### What to produce
Reproduce the material below line for line, changing nothing.

### Records for the exercise
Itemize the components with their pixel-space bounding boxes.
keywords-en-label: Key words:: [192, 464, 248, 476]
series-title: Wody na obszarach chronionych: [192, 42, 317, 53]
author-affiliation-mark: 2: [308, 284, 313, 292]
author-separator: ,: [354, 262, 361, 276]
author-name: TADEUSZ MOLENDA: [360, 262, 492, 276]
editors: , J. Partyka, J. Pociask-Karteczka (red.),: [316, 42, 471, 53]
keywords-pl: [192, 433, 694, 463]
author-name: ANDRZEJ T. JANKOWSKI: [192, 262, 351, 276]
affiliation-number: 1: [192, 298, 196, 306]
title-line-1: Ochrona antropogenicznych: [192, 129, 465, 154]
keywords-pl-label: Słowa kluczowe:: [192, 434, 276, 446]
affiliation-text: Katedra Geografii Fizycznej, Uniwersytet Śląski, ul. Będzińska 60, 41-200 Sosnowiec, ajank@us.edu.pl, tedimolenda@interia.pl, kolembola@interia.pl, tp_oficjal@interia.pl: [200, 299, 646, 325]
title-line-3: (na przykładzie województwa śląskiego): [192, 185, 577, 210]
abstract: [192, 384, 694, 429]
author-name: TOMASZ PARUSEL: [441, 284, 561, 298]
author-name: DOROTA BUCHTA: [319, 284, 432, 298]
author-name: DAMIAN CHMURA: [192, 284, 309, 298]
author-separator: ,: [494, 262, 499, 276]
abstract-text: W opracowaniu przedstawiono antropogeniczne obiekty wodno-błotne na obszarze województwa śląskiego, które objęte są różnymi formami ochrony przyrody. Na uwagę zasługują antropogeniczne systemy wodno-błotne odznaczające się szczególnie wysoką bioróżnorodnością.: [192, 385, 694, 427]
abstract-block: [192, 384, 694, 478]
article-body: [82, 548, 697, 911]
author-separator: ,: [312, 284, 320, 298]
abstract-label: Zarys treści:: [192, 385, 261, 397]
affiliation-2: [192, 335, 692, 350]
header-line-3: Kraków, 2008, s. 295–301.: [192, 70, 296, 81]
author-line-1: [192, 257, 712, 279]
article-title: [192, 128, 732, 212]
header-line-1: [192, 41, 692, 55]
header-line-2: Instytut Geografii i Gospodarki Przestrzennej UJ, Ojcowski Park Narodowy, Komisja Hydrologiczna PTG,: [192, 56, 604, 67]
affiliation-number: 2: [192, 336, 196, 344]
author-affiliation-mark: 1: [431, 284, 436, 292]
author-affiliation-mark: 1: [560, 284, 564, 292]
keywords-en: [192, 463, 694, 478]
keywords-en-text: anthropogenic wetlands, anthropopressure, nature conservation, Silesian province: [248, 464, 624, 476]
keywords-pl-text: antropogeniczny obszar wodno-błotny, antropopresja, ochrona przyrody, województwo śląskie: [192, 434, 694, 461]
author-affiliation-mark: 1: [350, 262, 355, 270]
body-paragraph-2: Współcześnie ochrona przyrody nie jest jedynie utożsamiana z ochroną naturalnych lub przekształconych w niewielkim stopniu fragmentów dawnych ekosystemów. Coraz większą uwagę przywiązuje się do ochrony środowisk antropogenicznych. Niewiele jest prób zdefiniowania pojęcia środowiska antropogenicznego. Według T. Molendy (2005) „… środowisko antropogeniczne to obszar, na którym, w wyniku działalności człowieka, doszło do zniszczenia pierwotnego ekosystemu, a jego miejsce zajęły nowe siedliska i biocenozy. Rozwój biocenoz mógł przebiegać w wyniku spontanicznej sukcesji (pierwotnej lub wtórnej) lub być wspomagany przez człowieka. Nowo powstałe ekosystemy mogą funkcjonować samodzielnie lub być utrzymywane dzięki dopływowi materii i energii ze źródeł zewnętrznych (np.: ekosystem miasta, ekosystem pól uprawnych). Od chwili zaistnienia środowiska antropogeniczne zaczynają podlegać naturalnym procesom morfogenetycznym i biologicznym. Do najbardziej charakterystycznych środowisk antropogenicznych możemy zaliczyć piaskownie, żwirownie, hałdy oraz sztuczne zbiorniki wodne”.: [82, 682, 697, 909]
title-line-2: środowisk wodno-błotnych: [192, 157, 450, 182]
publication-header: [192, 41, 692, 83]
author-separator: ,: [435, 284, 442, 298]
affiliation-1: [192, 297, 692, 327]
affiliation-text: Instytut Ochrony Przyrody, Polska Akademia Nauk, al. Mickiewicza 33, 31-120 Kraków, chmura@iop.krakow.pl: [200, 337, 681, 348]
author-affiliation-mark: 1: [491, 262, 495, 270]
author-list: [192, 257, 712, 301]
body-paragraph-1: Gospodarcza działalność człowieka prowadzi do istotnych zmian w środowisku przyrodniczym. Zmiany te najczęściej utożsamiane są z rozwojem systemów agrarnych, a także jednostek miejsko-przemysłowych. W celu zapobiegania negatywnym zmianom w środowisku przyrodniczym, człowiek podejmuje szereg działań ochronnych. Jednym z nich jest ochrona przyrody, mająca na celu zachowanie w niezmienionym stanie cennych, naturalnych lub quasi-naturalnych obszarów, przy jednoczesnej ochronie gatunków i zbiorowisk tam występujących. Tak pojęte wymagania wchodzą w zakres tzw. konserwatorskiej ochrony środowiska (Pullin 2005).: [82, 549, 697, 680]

### Written answer
Itemize the components with their pixel-space bounding boxes.
keywords-en-label: Key words:: [192, 464, 248, 476]
series-title: Wody na obszarach chronionych: [192, 42, 317, 53]
author-affiliation-mark: 2: [308, 284, 313, 292]
author-separator: ,: [354, 262, 361, 276]
author-name: TADEUSZ MOLENDA: [360, 262, 492, 276]
editors: , J. Partyka, J. Pociask-Karteczka (red.),: [316, 42, 471, 53]
keywords-pl: [192, 433, 694, 463]
author-name: ANDRZEJ T. JANKOWSKI: [192, 262, 351, 276]
affiliation-number: 1: [192, 298, 196, 306]
title-line-1: Ochrona antropogenicznych: [192, 129, 465, 154]
keywords-pl-label: Słowa kluczowe:: [192, 434, 276, 446]
affiliation-text: Katedra Geografii Fizycznej, Uniwersytet Śląski, ul. Będzińska 60, 41-200 Sosnowiec, ajank@us.edu.pl, tedimolenda@interia.pl, kolembola@interia.pl, tp_oficjal@interia.pl: [200, 299, 646, 325]
title-line-3: (na przykładzie województwa śląskiego): [192, 185, 577, 210]
abstract: [192, 384, 694, 429]
author-name: TOMASZ PARUSEL: [441, 284, 561, 298]
author-name: DOROTA BUCHTA: [319, 284, 432, 298]
author-name: DAMIAN CHMURA: [192, 284, 309, 298]
author-separator: ,: [494, 262, 499, 276]
abstract-text: W opracowaniu przedstawiono antropogeniczne obiekty wodno-błotne na obszarze województwa śląskiego, które objęte są różnymi formami ochrony przyrody. Na uwagę zasługują antropogeniczne systemy wodno-błotne odznaczające się szczególnie wysoką bioróżnorodnością.: [192, 385, 694, 427]
abstract-block: [192, 384, 694, 478]
article-body: [82, 548, 697, 911]
author-separator: ,: [312, 284, 320, 298]
abstract-label: Zarys treści:: [192, 385, 261, 397]
affiliation-2: [192, 335, 692, 350]
header-line-3: Kraków, 2008, s. 295–301.: [192, 70, 296, 81]
author-line-1: [192, 257, 712, 279]
article-title: [192, 128, 732, 212]
header-line-1: [192, 41, 692, 55]
header-line-2: Instytut Geografii i Gospodarki Przestrzennej UJ, Ojcowski Park Narodowy, Komisja Hydrologiczna PTG,: [192, 56, 604, 67]
affiliation-number: 2: [192, 336, 196, 344]
author-affiliation-mark: 1: [431, 284, 436, 292]
author-affiliation-mark: 1: [560, 284, 564, 292]
keywords-en: [192, 463, 694, 478]
keywords-en-text: anthropogenic wetlands, anthropopressure, nature conservation, Silesian province: [248, 464, 624, 476]
keywords-pl-text: antropogeniczny obszar wodno-błotny, antropopresja, ochrona przyrody, województwo śląskie: [192, 434, 694, 461]
author-affiliation-mark: 1: [350, 262, 355, 270]
body-paragraph-2: Współcześnie ochrona przyrody nie jest jedynie utożsamiana z ochroną naturalnych lub przekształconych w niewielkim stopniu fragmentów dawnych ekosystemów. Coraz większą uwagę przywiązuje się do ochrony środowisk antropogenicznych. Niewiele jest prób zdefiniowania pojęcia środowiska antropogenicznego. Według T. Molendy (2005) „… środowisko antropogeniczne to obszar, na którym, w wyniku działalności człowieka, doszło do zniszczenia pierwotnego ekosystemu, a jego miejsce zajęły nowe siedliska i biocenozy. Rozwój biocenoz mógł przebiegać w wyniku spontanicznej sukcesji (pierwotnej lub wtórnej) lub być wspomagany przez człowieka. Nowo powstałe ekosystemy mogą funkcjonować samodzielnie lub być utrzymywane dzięki dopływowi materii i energii ze źródeł zewnętrznych (np.: ekosystem miasta, ekosystem pól uprawnych). Od chwili zaistnienia środowiska antropogeniczne zaczynają podlegać naturalnym procesom morfogenetycznym i biologicznym. Do najbardziej charakterystycznych środowisk antropogenicznych możemy zaliczyć piaskownie, żwirownie, hałdy oraz sztuczne zbiorniki wodne”.: [82, 682, 697, 909]
title-line-2: środowisk wodno-błotnych: [192, 157, 450, 182]
publication-header: [192, 41, 692, 83]
author-separator: ,: [435, 284, 442, 298]
affiliation-1: [192, 297, 692, 327]
affiliation-text: Instytut Ochrony Przyrody, Polska Akademia Nauk, al. Mickiewicza 33, 31-120 Kraków, chmura@iop.krakow.pl: [200, 337, 681, 348]
author-affiliation-mark: 1: [491, 262, 495, 270]
author-list: [192, 257, 712, 301]
body-paragraph-1: Gospodarcza działalność człowieka prowadzi do istotnych zmian w środowisku przyrodniczym. Zmiany te najczęściej utożsamiane są z rozwojem systemów agrarnych, a także jednostek miejsko-przemysłowych. W celu zapobiegania negatywnym zmianom w środowisku przyrodniczym, człowiek podejmuje szereg działań ochronnych. Jednym z nich jest ochrona przyrody, mająca na celu zachowanie w niezmienionym stanie cennych, naturalnych lub quasi-naturalnych obszarów, przy jednoczesnej ochronie gatunków i zbiorowisk tam występujących. Tak pojęte wymagania wchodzą w zakres tzw. konserwatorskiej ochrony środowiska (Pullin 2005).: [82, 549, 697, 680]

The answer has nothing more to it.